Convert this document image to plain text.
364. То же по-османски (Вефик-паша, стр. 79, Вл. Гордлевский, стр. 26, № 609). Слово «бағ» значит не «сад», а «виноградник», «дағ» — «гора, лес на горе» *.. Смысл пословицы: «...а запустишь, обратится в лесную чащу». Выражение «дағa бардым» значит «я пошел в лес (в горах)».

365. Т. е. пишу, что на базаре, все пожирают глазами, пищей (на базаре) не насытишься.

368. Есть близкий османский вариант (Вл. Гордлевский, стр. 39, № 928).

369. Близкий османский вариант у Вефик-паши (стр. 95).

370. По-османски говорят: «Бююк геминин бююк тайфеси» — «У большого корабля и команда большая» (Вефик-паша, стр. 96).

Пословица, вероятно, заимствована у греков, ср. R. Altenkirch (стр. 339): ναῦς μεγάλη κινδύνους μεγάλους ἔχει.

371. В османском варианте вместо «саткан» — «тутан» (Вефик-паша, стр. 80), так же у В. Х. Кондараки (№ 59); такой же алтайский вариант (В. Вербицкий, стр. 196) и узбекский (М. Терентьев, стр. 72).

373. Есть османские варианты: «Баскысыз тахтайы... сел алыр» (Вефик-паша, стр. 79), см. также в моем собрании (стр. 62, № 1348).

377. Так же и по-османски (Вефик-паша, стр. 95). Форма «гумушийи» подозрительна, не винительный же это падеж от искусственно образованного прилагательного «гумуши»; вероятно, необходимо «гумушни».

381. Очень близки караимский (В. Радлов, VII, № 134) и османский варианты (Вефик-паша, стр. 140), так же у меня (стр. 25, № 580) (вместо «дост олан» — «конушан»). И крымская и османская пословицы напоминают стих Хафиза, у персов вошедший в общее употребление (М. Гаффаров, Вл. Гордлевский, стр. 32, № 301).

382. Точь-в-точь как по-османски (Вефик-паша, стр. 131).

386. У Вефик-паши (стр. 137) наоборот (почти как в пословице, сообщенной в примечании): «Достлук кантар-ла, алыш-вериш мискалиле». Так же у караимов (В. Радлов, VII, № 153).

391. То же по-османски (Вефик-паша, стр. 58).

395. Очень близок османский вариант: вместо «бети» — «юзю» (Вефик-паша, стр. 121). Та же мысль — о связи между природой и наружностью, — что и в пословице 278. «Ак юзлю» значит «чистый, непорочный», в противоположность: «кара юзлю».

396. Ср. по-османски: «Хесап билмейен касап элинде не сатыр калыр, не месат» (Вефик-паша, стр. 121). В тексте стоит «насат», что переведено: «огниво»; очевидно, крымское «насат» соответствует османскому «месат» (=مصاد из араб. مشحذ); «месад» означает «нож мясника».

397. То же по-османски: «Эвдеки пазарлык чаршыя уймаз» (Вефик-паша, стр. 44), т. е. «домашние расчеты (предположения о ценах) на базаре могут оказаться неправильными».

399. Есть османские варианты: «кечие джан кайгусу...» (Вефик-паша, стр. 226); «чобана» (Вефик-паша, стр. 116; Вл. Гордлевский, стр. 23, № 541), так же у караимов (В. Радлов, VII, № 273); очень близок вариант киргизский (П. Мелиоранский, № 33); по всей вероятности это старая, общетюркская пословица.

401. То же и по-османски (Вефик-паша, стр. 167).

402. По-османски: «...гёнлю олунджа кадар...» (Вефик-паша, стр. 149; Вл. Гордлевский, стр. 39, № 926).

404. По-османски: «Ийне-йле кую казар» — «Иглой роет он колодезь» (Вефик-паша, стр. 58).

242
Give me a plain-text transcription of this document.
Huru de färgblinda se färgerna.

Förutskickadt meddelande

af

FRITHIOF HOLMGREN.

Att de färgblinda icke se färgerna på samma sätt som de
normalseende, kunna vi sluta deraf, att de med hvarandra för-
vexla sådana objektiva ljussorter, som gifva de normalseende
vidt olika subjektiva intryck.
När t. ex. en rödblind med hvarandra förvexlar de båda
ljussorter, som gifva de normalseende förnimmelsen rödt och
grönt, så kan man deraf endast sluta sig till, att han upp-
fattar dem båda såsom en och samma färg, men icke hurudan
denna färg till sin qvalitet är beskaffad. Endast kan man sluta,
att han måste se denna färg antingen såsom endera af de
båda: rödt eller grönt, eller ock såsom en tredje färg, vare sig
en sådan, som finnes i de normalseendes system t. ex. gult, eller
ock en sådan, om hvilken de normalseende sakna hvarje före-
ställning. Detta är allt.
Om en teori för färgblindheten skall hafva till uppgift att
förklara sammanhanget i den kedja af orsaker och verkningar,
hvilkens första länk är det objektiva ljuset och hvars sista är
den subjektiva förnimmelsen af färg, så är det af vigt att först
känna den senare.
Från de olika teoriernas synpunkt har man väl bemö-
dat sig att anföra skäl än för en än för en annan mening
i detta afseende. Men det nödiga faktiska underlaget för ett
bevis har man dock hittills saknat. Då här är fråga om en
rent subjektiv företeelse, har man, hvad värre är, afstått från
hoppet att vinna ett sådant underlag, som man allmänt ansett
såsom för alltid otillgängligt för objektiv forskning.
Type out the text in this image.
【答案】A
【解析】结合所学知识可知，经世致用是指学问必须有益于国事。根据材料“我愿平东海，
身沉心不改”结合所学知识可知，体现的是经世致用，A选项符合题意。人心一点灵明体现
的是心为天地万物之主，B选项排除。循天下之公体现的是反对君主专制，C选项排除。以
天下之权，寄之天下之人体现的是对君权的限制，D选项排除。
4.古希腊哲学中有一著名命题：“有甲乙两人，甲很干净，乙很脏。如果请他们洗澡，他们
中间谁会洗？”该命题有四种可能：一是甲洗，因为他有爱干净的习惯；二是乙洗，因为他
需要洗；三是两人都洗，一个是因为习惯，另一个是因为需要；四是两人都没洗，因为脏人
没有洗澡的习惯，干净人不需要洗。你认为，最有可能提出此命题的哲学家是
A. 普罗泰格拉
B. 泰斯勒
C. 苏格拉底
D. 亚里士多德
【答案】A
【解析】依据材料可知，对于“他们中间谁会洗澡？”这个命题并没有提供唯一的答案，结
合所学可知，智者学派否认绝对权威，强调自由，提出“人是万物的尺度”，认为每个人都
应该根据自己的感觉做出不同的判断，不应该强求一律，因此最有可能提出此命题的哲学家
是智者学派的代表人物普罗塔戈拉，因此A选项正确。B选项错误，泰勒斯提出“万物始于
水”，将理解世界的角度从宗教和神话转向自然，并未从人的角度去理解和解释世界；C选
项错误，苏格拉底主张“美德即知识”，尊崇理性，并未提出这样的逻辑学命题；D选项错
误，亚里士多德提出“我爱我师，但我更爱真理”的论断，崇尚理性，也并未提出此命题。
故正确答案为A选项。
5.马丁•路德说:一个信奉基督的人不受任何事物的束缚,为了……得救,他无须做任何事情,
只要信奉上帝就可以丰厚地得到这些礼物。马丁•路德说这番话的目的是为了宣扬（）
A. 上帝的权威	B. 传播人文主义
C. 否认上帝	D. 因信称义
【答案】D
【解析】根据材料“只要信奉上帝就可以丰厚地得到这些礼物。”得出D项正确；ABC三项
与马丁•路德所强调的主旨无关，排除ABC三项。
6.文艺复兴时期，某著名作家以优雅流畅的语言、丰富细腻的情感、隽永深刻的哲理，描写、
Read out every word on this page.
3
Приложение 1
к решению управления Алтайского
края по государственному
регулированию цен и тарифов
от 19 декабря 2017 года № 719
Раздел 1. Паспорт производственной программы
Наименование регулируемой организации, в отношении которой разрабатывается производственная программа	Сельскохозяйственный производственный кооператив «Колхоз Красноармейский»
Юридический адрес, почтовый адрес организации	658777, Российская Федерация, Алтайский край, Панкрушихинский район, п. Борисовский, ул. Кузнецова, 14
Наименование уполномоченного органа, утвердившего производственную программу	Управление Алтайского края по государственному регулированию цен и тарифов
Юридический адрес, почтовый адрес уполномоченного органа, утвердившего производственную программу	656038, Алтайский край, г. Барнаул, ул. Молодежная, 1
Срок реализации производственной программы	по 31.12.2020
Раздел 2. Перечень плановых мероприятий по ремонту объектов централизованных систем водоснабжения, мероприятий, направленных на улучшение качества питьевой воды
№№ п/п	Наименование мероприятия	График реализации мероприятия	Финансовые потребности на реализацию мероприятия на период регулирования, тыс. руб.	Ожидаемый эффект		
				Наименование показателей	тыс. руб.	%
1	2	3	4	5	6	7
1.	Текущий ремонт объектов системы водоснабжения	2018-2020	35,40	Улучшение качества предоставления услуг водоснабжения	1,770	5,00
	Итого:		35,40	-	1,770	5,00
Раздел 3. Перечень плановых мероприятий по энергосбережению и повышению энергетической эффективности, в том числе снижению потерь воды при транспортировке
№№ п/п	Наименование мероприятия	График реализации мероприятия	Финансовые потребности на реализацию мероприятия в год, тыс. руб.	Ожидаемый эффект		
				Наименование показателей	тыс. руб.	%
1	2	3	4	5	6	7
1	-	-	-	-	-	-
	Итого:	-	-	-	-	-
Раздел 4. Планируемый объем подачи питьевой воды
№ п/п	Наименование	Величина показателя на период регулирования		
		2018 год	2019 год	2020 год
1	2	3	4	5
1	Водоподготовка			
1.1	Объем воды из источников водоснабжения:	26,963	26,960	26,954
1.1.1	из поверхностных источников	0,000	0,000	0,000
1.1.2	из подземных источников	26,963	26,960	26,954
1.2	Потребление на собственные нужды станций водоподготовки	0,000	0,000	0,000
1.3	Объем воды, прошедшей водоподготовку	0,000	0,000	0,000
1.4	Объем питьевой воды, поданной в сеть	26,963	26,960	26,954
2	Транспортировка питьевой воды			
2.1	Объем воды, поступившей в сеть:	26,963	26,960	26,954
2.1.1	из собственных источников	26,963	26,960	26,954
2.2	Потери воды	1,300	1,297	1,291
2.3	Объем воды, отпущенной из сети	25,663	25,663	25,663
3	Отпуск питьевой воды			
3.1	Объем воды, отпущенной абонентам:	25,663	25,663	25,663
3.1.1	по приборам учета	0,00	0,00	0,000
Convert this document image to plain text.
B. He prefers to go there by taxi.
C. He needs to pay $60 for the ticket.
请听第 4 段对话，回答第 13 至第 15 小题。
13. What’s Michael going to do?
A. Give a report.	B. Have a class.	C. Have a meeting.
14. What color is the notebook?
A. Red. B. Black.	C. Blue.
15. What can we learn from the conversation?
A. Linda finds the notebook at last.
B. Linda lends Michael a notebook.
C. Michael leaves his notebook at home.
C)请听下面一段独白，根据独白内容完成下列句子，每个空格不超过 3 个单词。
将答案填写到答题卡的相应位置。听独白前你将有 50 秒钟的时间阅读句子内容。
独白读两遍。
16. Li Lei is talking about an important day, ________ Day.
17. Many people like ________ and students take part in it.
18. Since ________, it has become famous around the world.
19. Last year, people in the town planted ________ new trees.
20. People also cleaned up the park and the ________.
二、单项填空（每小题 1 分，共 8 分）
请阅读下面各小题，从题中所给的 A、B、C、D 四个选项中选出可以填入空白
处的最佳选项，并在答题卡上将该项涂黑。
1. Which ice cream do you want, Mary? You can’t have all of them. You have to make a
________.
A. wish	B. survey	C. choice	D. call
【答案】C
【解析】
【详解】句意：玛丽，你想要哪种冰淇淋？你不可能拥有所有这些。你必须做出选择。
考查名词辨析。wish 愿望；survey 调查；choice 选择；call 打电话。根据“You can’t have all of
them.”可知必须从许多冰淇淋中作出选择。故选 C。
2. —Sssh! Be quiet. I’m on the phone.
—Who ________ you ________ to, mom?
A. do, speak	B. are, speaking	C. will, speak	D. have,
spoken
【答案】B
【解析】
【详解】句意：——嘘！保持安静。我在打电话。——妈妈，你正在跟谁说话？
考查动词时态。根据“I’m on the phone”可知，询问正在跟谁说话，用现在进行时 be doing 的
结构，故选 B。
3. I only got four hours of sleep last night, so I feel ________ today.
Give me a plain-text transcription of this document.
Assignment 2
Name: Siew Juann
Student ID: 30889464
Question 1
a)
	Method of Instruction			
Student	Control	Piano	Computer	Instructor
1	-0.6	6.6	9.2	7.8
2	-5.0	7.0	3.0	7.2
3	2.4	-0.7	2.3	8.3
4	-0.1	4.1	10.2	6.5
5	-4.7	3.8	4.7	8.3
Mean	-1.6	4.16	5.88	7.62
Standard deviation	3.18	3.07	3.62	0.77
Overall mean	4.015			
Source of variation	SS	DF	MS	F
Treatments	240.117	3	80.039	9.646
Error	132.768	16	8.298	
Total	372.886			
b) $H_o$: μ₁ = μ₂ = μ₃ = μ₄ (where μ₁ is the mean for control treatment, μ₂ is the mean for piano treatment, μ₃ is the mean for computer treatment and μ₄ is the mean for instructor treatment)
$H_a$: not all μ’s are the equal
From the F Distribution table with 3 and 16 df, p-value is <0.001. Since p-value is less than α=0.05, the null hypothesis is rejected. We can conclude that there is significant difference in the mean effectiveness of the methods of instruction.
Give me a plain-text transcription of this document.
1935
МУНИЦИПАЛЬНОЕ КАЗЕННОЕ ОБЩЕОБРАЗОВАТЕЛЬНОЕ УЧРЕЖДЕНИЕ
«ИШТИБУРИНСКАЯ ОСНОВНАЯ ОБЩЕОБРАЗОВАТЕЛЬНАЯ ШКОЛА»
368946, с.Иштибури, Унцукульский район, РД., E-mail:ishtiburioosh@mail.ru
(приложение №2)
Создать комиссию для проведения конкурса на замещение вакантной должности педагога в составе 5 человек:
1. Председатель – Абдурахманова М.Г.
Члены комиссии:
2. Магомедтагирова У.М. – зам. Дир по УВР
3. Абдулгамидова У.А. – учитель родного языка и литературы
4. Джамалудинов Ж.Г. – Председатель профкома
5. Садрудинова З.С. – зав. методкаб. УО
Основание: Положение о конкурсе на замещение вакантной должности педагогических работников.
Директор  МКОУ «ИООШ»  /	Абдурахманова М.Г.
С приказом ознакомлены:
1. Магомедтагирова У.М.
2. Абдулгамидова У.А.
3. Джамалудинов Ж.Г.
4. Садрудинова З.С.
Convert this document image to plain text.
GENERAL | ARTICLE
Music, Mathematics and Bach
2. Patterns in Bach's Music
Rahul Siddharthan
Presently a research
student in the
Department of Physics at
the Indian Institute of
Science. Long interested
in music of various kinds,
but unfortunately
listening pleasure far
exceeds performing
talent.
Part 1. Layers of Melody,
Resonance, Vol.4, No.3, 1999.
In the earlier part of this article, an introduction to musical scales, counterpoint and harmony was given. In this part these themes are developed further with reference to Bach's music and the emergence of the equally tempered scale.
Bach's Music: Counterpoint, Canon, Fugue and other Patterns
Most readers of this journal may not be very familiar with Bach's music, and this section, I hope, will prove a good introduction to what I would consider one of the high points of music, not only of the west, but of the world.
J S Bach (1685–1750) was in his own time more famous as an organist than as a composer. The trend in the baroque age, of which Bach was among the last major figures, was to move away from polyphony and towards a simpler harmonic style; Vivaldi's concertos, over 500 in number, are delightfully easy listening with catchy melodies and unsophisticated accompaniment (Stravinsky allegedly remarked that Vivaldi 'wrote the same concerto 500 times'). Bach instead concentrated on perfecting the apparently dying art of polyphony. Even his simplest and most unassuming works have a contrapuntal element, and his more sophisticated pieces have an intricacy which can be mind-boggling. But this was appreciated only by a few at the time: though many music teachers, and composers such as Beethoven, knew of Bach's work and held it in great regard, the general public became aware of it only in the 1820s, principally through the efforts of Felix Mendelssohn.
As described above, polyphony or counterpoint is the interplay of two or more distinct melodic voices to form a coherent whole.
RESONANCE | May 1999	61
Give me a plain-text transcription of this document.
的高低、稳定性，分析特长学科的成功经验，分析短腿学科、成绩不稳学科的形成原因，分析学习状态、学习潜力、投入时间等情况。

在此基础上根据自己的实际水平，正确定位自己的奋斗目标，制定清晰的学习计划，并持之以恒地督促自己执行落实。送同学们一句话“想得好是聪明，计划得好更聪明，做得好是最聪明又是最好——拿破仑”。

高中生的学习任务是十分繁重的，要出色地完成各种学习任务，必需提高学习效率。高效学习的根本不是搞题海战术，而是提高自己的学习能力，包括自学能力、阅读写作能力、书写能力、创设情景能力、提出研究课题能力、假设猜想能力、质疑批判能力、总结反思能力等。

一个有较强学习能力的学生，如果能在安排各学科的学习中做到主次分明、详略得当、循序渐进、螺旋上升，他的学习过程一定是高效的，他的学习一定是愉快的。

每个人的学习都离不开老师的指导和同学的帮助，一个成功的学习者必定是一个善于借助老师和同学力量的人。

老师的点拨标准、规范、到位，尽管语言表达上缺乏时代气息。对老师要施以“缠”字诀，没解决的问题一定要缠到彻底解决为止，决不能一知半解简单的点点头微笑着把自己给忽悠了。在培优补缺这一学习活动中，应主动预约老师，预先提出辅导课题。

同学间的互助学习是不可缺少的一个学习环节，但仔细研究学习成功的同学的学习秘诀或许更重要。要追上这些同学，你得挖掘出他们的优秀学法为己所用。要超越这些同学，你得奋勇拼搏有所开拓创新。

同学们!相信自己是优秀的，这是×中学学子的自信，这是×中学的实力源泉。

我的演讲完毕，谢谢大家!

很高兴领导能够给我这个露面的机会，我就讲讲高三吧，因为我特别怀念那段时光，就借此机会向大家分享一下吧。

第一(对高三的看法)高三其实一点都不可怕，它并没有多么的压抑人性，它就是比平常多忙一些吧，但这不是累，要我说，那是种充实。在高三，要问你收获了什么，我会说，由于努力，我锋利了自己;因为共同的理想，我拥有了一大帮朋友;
• • • • •
• _What to work on_: Locate and copy each line in the data above that includes the word "производственной".

• _Complete output_:
Раздел 1. Паспорт производственной программы
Срок реализации производственной программы	по 31.12.2020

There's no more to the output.